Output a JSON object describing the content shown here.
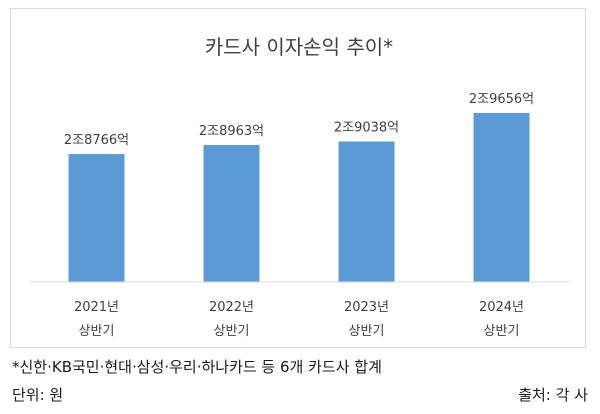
{
  "chart_data": {
    "type": "bar",
    "title": "카드사 이자손익 추이*",
    "categories": [
      {
        "line1": "2021년",
        "line2": "상반기"
      },
      {
        "line1": "2022년",
        "line2": "상반기"
      },
      {
        "line1": "2023년",
        "line2": "상반기"
      },
      {
        "line1": "2024년",
        "line2": "상반기"
      }
    ],
    "values": [
      28766,
      28963,
      29038,
      29656
    ],
    "data_labels": [
      "2조8766억",
      "2조8963억",
      "2조9038억",
      "2조9656억"
    ],
    "ylim": [
      26000,
      30000
    ],
    "grid": false,
    "legend": "none",
    "bar_color": "#5b9bd5",
    "axis_color": "#d9d9d9",
    "text_color": "#404040"
  },
  "footnote": "*신한·KB국민·현대·삼성·우리·하나카드 등 6개 카드사 합계",
  "unit": "단위: 원",
  "source": "출처: 각 사"
}
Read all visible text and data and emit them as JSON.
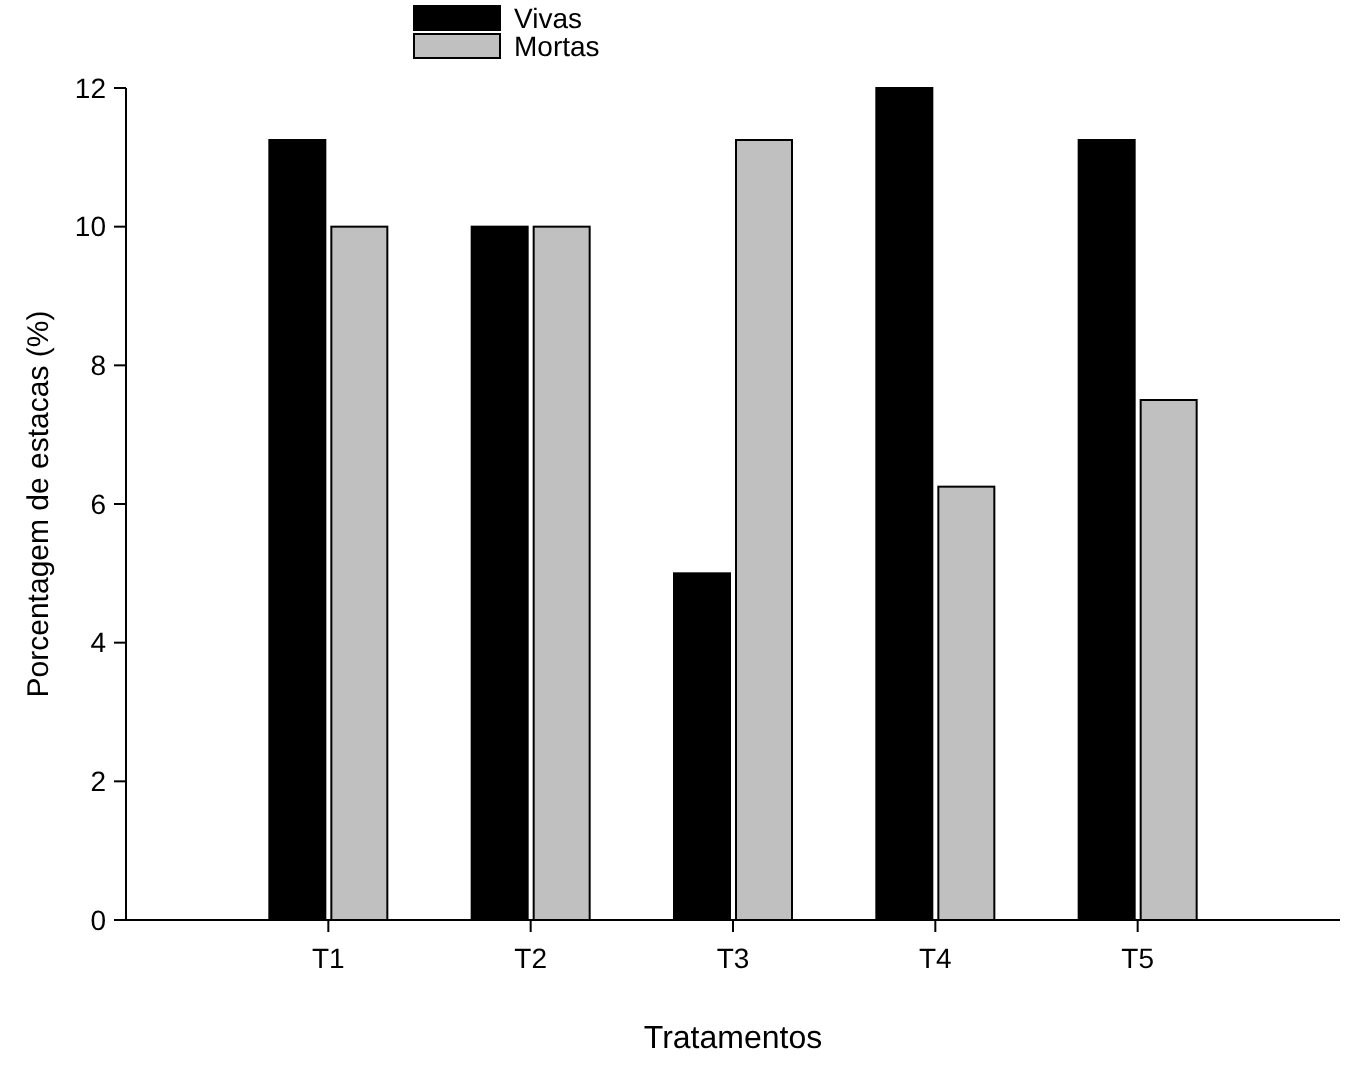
{
  "chart_data": {
    "type": "bar",
    "xlabel": "Tratamentos",
    "ylabel": "Porcentagem de estacas (%)",
    "categories": [
      "T1",
      "T2",
      "T3",
      "T4",
      "T5"
    ],
    "series": [
      {
        "name": "Vivas",
        "color": "#000000",
        "values": [
          11.25,
          10,
          5,
          12,
          11.25
        ]
      },
      {
        "name": "Mortas",
        "color": "#c0c0c0",
        "values": [
          10,
          10,
          11.25,
          6.25,
          7.5
        ]
      }
    ],
    "ylim": [
      0,
      12
    ],
    "yticks": [
      0,
      2,
      4,
      6,
      8,
      10,
      12
    ],
    "legend": "top",
    "grid": false
  }
}
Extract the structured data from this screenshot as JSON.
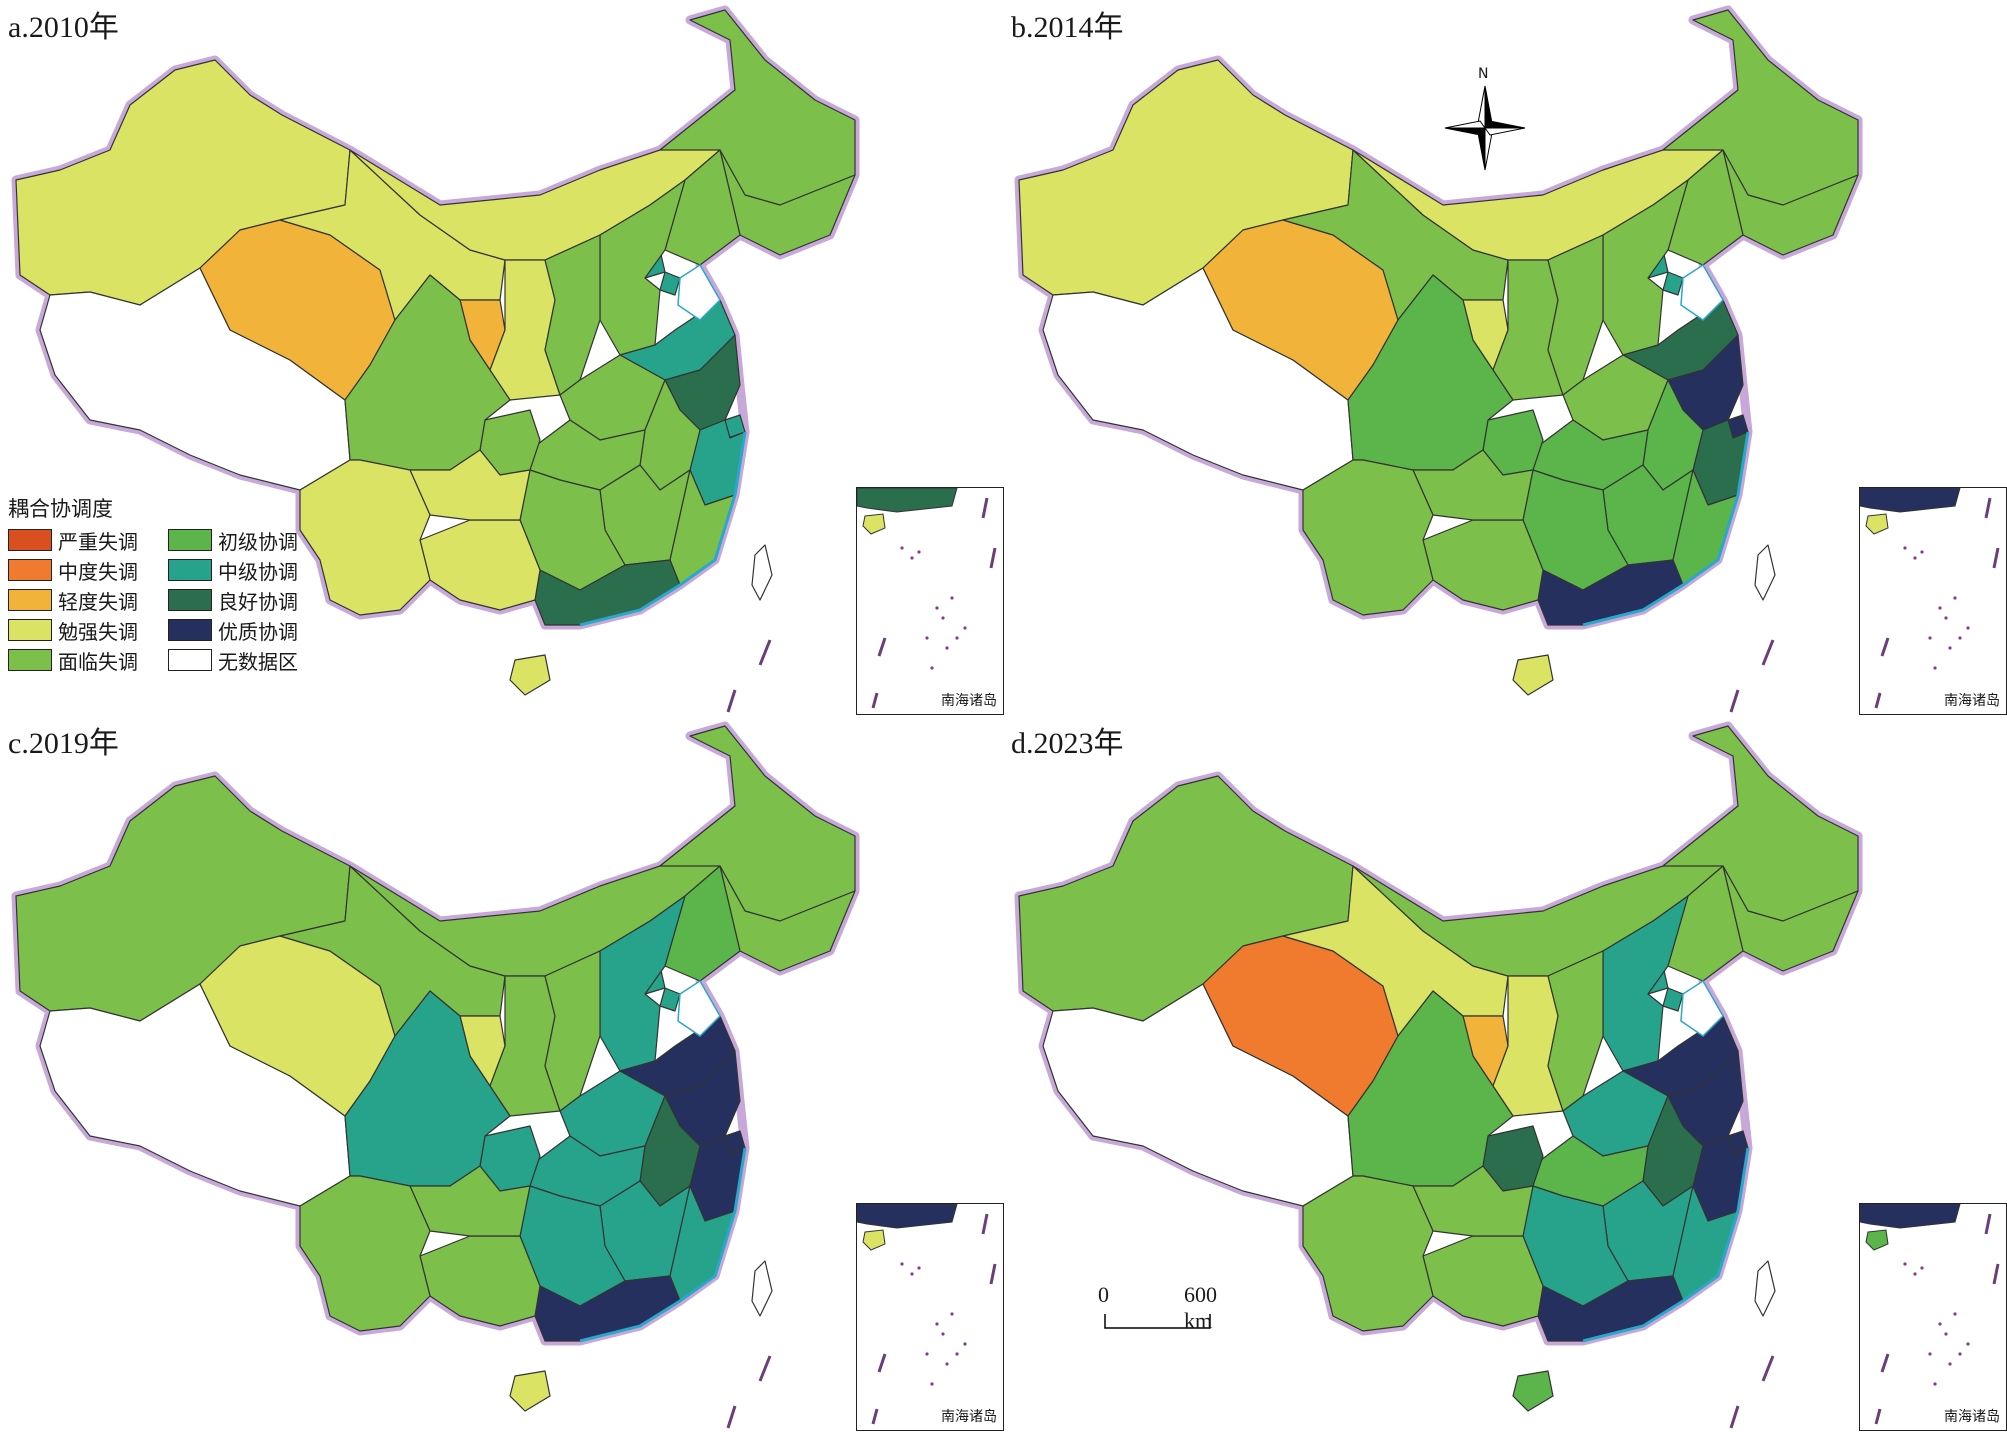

> **Exercise prompt**:
Transcribe every line from the records above without alteration, and leave out the images.

> **Exercise response**:
Output a JSON object describing the content shown here.
{
  "chart_data": {
    "type": "bar",
    "title": "카드사 이자손익 추이*",
    "categories": [
      {
        "line1": "2021년",
        "line2": "상반기"
      },
      {
        "line1": "2022년",
        "line2": "상반기"
      },
      {
        "line1": "2023년",
        "line2": "상반기"
      },
      {
        "line1": "2024년",
        "line2": "상반기"
      }
    ],
    "values": [
      28766,
      28963,
      29038,
      29656
    ],
    "data_labels": [
      "2조8766억",
      "2조8963억",
      "2조9038억",
      "2조9656억"
    ],
    "ylim": [
      26000,
      30000
    ],
    "grid": false,
    "legend": "none",
    "bar_color": "#5b9bd5",
    "axis_color": "#d9d9d9",
    "text_color": "#404040"
  },
  "footnote": "*신한·KB국민·현대·삼성·우리·하나카드 등 6개 카드사 합계",
  "unit": "단위: 원",
  "source": "출처: 각 사"
}
Read all visible text and data and emit them as JSON.
{
  "chart_data": {
    "type": "bar",
    "xlabel": "Tratamentos",
    "ylabel": "Porcentagem de estacas (%)",
    "categories": [
      "T1",
      "T2",
      "T3",
      "T4",
      "T5"
    ],
    "series": [
      {
        "name": "Vivas",
        "color": "#000000",
        "values": [
          11.25,
          10,
          5,
          12,
          11.25
        ]
      },
      {
        "name": "Mortas",
        "color": "#c0c0c0",
        "values": [
          10,
          10,
          11.25,
          6.25,
          7.5
        ]
      }
    ],
    "ylim": [
      0,
      12
    ],
    "yticks": [
      0,
      2,
      4,
      6,
      8,
      10,
      12
    ],
    "legend": "top",
    "grid": false
  }
}
Extract the structured data from this screenshot as JSON.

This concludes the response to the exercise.